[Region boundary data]
—————

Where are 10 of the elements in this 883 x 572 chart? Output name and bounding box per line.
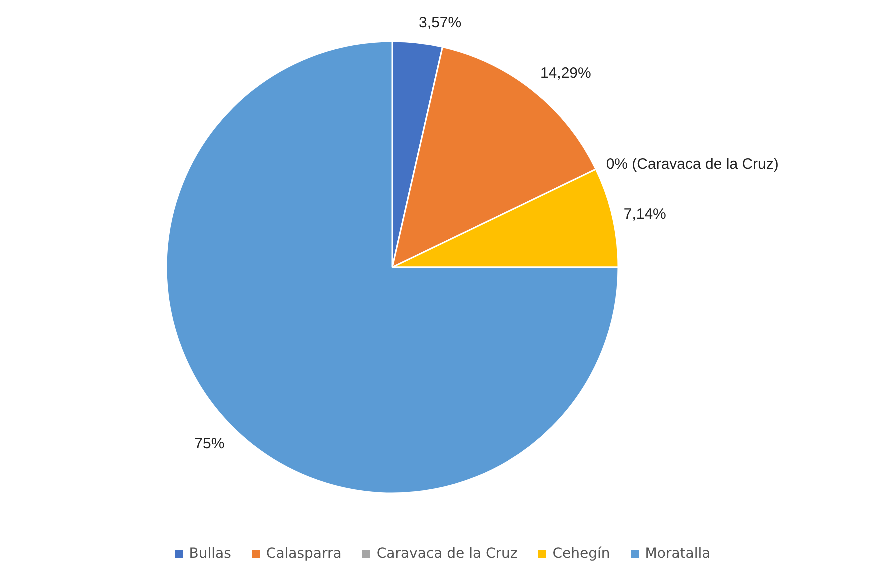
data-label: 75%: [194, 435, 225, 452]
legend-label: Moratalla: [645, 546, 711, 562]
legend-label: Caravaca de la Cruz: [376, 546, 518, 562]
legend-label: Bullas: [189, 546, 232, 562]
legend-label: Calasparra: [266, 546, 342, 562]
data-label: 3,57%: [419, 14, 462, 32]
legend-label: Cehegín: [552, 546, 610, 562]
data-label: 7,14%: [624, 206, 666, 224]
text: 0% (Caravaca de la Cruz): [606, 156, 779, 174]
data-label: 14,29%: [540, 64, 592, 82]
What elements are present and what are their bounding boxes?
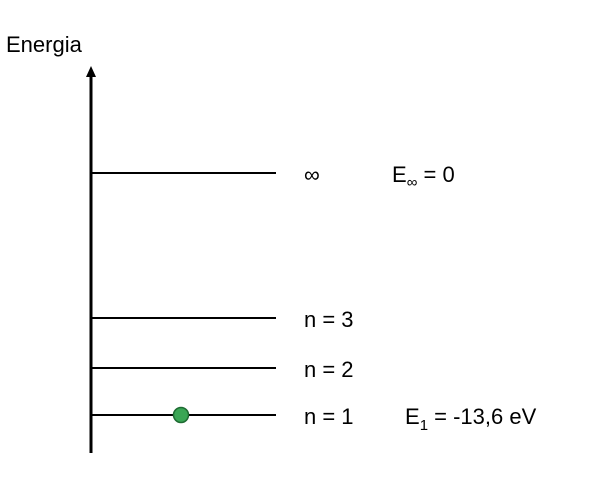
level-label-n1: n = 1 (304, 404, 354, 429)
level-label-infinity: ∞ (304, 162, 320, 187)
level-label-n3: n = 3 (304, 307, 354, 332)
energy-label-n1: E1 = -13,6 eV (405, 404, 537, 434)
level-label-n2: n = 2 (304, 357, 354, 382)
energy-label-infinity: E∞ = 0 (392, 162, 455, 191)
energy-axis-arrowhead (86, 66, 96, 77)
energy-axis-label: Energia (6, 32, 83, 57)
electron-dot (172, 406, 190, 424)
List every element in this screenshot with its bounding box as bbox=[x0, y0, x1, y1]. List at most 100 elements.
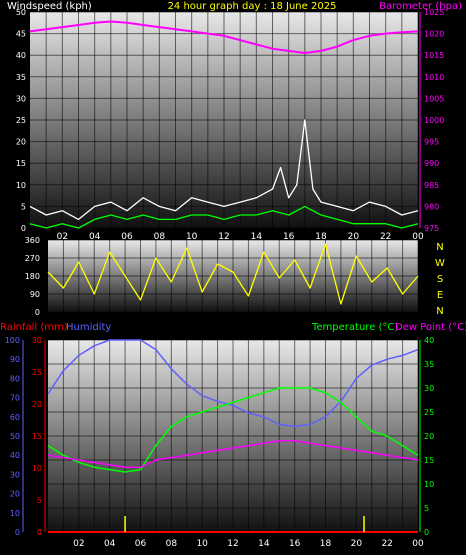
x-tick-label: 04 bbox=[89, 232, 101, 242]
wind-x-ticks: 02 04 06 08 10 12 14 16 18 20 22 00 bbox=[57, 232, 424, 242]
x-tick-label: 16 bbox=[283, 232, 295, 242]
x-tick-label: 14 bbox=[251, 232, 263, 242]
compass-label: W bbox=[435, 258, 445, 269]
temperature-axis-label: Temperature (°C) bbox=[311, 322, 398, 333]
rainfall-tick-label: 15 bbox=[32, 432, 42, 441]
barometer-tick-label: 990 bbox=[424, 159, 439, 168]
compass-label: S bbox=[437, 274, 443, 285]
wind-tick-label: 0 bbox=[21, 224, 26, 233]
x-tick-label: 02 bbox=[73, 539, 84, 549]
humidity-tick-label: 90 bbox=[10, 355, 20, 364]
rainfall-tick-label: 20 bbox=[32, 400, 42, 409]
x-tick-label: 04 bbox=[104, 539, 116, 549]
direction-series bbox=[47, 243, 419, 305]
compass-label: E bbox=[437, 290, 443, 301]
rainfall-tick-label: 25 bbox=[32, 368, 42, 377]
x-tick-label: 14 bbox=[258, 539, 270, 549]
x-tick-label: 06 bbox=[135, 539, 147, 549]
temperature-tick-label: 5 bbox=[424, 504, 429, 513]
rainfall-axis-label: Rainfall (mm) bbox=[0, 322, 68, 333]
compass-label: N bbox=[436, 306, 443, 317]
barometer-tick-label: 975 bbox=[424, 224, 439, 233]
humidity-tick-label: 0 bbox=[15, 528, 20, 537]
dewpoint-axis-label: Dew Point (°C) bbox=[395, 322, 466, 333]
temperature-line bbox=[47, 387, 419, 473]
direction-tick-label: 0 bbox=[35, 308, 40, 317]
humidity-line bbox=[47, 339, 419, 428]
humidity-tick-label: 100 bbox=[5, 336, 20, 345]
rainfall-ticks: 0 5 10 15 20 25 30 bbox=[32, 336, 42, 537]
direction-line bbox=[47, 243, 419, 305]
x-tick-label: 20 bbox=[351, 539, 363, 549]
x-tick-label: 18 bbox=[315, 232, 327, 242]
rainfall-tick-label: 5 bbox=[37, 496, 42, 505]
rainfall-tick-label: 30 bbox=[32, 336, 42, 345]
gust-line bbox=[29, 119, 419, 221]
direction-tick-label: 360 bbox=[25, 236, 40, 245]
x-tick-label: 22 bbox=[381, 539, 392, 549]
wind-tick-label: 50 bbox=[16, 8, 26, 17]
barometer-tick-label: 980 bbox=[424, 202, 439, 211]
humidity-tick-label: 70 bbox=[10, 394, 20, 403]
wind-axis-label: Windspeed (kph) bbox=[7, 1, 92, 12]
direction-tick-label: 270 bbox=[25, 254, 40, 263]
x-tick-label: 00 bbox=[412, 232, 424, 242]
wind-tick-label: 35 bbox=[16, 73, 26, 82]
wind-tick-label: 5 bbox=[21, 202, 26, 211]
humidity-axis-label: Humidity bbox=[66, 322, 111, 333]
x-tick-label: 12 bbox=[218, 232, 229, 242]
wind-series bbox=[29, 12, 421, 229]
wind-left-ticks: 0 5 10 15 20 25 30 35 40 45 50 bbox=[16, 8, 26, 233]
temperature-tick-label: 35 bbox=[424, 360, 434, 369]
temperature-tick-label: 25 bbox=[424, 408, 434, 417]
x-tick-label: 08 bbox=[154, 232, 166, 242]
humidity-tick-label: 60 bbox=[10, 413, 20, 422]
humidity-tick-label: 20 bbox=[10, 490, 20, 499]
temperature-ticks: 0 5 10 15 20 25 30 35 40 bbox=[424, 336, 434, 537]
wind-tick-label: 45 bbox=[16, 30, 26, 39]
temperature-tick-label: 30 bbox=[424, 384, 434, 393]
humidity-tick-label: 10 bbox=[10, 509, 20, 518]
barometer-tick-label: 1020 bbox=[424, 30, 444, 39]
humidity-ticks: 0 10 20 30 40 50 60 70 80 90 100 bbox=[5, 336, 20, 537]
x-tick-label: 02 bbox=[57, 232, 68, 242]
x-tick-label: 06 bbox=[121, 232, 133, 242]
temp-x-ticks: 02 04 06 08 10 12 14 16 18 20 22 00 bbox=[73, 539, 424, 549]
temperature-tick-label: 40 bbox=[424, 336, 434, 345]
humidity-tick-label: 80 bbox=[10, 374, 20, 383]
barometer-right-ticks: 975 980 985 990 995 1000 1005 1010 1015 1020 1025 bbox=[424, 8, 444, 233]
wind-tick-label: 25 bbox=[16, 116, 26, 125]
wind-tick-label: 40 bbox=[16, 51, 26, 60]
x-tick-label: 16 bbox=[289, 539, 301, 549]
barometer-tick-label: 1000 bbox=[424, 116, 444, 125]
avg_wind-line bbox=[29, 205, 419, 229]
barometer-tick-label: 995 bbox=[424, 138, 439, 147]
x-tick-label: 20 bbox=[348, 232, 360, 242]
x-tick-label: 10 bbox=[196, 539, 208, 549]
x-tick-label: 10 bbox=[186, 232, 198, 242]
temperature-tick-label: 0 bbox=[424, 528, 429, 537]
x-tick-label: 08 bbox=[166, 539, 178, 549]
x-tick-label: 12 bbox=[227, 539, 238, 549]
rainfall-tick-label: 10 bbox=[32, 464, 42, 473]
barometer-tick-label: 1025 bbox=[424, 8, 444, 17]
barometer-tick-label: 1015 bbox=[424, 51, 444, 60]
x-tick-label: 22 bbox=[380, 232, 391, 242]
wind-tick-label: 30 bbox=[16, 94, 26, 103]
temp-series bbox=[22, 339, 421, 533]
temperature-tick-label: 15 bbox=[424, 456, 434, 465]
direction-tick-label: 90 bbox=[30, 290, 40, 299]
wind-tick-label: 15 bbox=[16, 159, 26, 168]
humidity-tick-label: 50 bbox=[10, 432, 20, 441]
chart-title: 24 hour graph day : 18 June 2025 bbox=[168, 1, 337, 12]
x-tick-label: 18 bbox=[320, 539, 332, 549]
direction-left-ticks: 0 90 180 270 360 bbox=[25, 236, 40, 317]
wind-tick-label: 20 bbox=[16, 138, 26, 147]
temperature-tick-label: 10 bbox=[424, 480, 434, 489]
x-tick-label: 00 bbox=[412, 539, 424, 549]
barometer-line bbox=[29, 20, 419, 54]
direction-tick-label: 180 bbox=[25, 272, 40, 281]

—————

*Your task:* Reproduce every line of the records above word for word, omitting the pictures.

*Complete response:*
Where are 10 of the elements in this 883 x 572 chart? Output name and bounding box per line.
data-label: 75%: [194, 435, 225, 452]
legend-label: Moratalla: [645, 546, 711, 562]
legend-label: Caravaca de la Cruz: [376, 546, 518, 562]
legend-label: Bullas: [189, 546, 232, 562]
legend-label: Calasparra: [266, 546, 342, 562]
data-label: 3,57%: [419, 14, 462, 32]
legend-label: Cehegín: [552, 546, 610, 562]
data-label: 7,14%: [624, 206, 666, 224]
text: 0% (Caravaca de la Cruz): [606, 156, 779, 174]
data-label: 14,29%: [540, 64, 592, 82]
What elements are present and what are their bounding boxes?
level-label-n1: n = 1 (304, 404, 354, 429)
level-label-infinity: ∞ (304, 162, 320, 187)
level-label-n3: n = 3 (304, 307, 354, 332)
energy-label-n1: E1 = -13,6 eV (405, 404, 537, 434)
level-label-n2: n = 2 (304, 357, 354, 382)
energy-label-infinity: E∞ = 0 (392, 162, 455, 191)
energy-axis-arrowhead (86, 66, 96, 77)
energy-axis-label: Energia (6, 32, 83, 57)
electron-dot (172, 406, 190, 424)
List every element in this screenshot with its bounding box as bbox=[x0, y0, x1, y1]. List at most 100 elements.
x-tick-label: 04 bbox=[89, 232, 101, 242]
wind-x-ticks: 02 04 06 08 10 12 14 16 18 20 22 00 bbox=[57, 232, 424, 242]
x-tick-label: 16 bbox=[283, 232, 295, 242]
x-tick-label: 14 bbox=[251, 232, 263, 242]
compass-label: W bbox=[435, 258, 445, 269]
temperature-axis-label: Temperature (°C) bbox=[311, 322, 398, 333]
rainfall-tick-label: 15 bbox=[32, 432, 42, 441]
barometer-tick-label: 990 bbox=[424, 159, 439, 168]
compass-label: S bbox=[437, 274, 443, 285]
wind-tick-label: 0 bbox=[21, 224, 26, 233]
x-tick-label: 02 bbox=[73, 539, 84, 549]
humidity-tick-label: 90 bbox=[10, 355, 20, 364]
rainfall-tick-label: 20 bbox=[32, 400, 42, 409]
x-tick-label: 04 bbox=[104, 539, 116, 549]
direction-series bbox=[47, 243, 419, 305]
compass-label: E bbox=[437, 290, 443, 301]
rainfall-tick-label: 25 bbox=[32, 368, 42, 377]
x-tick-label: 14 bbox=[258, 539, 270, 549]
x-tick-label: 06 bbox=[135, 539, 147, 549]
temperature-tick-label: 5 bbox=[424, 504, 429, 513]
rainfall-axis-label: Rainfall (mm) bbox=[0, 322, 68, 333]
compass-label: N bbox=[436, 306, 443, 317]
barometer-tick-label: 975 bbox=[424, 224, 439, 233]
humidity-tick-label: 0 bbox=[15, 528, 20, 537]
dewpoint-axis-label: Dew Point (°C) bbox=[395, 322, 466, 333]
temperature-line bbox=[47, 387, 419, 473]
direction-tick-label: 0 bbox=[35, 308, 40, 317]
humidity-line bbox=[47, 339, 419, 428]
humidity-tick-label: 100 bbox=[5, 336, 20, 345]
rainfall-ticks: 0 5 10 15 20 25 30 bbox=[32, 336, 42, 537]
direction-line bbox=[47, 243, 419, 305]
x-tick-label: 20 bbox=[351, 539, 363, 549]
x-tick-label: 18 bbox=[315, 232, 327, 242]
rainfall-tick-label: 5 bbox=[37, 496, 42, 505]
rainfall-tick-label: 30 bbox=[32, 336, 42, 345]
gust-line bbox=[29, 119, 419, 221]
direction-tick-label: 360 bbox=[25, 236, 40, 245]
x-tick-label: 22 bbox=[381, 539, 392, 549]
wind-tick-label: 50 bbox=[16, 8, 26, 17]
barometer-tick-label: 980 bbox=[424, 202, 439, 211]
humidity-tick-label: 70 bbox=[10, 394, 20, 403]
wind-axis-label: Windspeed (kph) bbox=[7, 1, 92, 12]
direction-tick-label: 270 bbox=[25, 254, 40, 263]
x-tick-label: 00 bbox=[412, 232, 424, 242]
wind-tick-label: 35 bbox=[16, 73, 26, 82]
wind-tick-label: 5 bbox=[21, 202, 26, 211]
humidity-axis-label: Humidity bbox=[66, 322, 111, 333]
x-tick-label: 12 bbox=[218, 232, 229, 242]
wind-series bbox=[29, 12, 421, 229]
wind-left-ticks: 0 5 10 15 20 25 30 35 40 45 50 bbox=[16, 8, 26, 233]
temperature-tick-label: 35 bbox=[424, 360, 434, 369]
temperature-tick-label: 25 bbox=[424, 408, 434, 417]
x-tick-label: 08 bbox=[154, 232, 166, 242]
humidity-tick-label: 60 bbox=[10, 413, 20, 422]
humidity-tick-label: 20 bbox=[10, 490, 20, 499]
temperature-ticks: 0 5 10 15 20 25 30 35 40 bbox=[424, 336, 434, 537]
wind-tick-label: 45 bbox=[16, 30, 26, 39]
temperature-tick-label: 30 bbox=[424, 384, 434, 393]
humidity-tick-label: 10 bbox=[10, 509, 20, 518]
barometer-tick-label: 1020 bbox=[424, 30, 444, 39]
humidity-ticks: 0 10 20 30 40 50 60 70 80 90 100 bbox=[5, 336, 20, 537]
x-tick-label: 02 bbox=[57, 232, 68, 242]
x-tick-label: 06 bbox=[121, 232, 133, 242]
temp-x-ticks: 02 04 06 08 10 12 14 16 18 20 22 00 bbox=[73, 539, 424, 549]
temperature-tick-label: 40 bbox=[424, 336, 434, 345]
humidity-tick-label: 80 bbox=[10, 374, 20, 383]
barometer-right-ticks: 975 980 985 990 995 1000 1005 1010 1015 1020 1025 bbox=[424, 8, 444, 233]
wind-tick-label: 25 bbox=[16, 116, 26, 125]
wind-tick-label: 40 bbox=[16, 51, 26, 60]
x-tick-label: 16 bbox=[289, 539, 301, 549]
barometer-tick-label: 1000 bbox=[424, 116, 444, 125]
avg_wind-line bbox=[29, 205, 419, 229]
barometer-tick-label: 995 bbox=[424, 138, 439, 147]
x-tick-label: 20 bbox=[348, 232, 360, 242]
x-tick-label: 10 bbox=[196, 539, 208, 549]
x-tick-label: 10 bbox=[186, 232, 198, 242]
temperature-tick-label: 0 bbox=[424, 528, 429, 537]
x-tick-label: 08 bbox=[166, 539, 178, 549]
x-tick-label: 12 bbox=[227, 539, 238, 549]
rainfall-tick-label: 10 bbox=[32, 464, 42, 473]
barometer-tick-label: 1025 bbox=[424, 8, 444, 17]
barometer-tick-label: 1015 bbox=[424, 51, 444, 60]
x-tick-label: 22 bbox=[380, 232, 391, 242]
wind-tick-label: 30 bbox=[16, 94, 26, 103]
temp-series bbox=[22, 339, 421, 533]
temperature-tick-label: 15 bbox=[424, 456, 434, 465]
direction-tick-label: 90 bbox=[30, 290, 40, 299]
wind-tick-label: 15 bbox=[16, 159, 26, 168]
humidity-tick-label: 50 bbox=[10, 432, 20, 441]
chart-title: 24 hour graph day : 18 June 2025 bbox=[168, 1, 337, 12]
x-tick-label: 18 bbox=[320, 539, 332, 549]
direction-left-ticks: 0 90 180 270 360 bbox=[25, 236, 40, 317]
wind-tick-label: 20 bbox=[16, 138, 26, 147]
temperature-tick-label: 10 bbox=[424, 480, 434, 489]
x-tick-label: 00 bbox=[412, 539, 424, 549]
barometer-line bbox=[29, 20, 419, 54]
direction-tick-label: 180 bbox=[25, 272, 40, 281]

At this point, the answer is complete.